** Begin Material for this exercise **

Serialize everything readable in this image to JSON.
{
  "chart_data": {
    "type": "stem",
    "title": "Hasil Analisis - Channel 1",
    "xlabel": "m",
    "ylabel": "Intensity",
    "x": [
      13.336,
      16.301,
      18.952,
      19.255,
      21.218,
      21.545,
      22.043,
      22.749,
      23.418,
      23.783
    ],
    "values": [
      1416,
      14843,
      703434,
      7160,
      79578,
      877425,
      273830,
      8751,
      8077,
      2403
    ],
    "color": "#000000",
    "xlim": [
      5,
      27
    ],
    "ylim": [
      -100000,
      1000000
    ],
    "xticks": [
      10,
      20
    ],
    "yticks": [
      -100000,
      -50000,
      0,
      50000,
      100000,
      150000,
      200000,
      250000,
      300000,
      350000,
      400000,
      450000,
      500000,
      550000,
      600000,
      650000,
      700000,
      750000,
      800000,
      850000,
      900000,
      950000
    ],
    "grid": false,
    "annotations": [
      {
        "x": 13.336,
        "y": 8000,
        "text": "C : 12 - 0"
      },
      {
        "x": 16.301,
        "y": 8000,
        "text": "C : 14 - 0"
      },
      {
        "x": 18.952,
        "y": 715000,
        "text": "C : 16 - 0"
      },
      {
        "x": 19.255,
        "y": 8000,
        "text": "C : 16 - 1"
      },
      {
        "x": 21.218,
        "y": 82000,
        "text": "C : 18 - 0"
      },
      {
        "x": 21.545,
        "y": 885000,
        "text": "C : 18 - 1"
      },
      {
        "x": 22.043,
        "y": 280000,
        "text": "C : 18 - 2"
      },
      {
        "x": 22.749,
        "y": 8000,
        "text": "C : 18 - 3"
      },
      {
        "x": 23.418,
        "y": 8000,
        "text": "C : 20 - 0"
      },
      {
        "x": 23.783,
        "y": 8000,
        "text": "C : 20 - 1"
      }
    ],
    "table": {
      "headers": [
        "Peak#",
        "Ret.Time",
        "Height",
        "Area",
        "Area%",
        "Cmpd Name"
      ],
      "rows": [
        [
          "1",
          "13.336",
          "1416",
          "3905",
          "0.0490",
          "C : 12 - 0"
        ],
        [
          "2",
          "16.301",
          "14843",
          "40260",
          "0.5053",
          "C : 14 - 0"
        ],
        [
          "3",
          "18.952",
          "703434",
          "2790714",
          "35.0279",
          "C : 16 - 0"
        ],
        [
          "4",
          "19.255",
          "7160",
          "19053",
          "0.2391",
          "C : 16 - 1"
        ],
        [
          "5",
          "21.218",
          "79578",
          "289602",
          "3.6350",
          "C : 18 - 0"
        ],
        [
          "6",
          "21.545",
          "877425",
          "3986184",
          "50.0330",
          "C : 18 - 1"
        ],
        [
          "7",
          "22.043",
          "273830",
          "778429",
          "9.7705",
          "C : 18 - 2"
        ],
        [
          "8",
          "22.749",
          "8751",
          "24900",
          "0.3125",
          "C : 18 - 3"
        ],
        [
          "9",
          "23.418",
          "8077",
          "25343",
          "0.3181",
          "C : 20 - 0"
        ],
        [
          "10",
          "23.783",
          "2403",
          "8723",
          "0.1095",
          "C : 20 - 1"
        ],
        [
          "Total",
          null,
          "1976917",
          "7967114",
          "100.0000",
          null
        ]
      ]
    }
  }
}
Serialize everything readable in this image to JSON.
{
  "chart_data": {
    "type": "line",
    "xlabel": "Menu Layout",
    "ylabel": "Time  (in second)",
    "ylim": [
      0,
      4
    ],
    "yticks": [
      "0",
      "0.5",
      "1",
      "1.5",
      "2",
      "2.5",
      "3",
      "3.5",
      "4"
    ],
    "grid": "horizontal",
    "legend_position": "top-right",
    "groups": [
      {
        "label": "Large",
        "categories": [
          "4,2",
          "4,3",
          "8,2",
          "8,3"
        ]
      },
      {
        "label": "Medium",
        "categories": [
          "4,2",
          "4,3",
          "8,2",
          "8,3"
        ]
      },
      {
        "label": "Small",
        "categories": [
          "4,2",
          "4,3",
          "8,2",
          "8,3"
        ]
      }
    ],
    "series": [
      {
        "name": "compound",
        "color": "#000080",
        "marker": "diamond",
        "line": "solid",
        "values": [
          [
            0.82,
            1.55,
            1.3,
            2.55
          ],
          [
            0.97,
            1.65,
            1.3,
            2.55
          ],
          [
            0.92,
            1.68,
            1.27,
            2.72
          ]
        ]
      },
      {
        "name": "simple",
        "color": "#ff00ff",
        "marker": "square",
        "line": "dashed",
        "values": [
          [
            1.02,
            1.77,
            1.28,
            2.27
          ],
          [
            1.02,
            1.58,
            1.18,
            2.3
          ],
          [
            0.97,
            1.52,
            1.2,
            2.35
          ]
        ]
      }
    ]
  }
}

** End Material for this exercise **

(Objective):
Search the lines for the word "text" and report how many contain it, by number only.

(The result):
10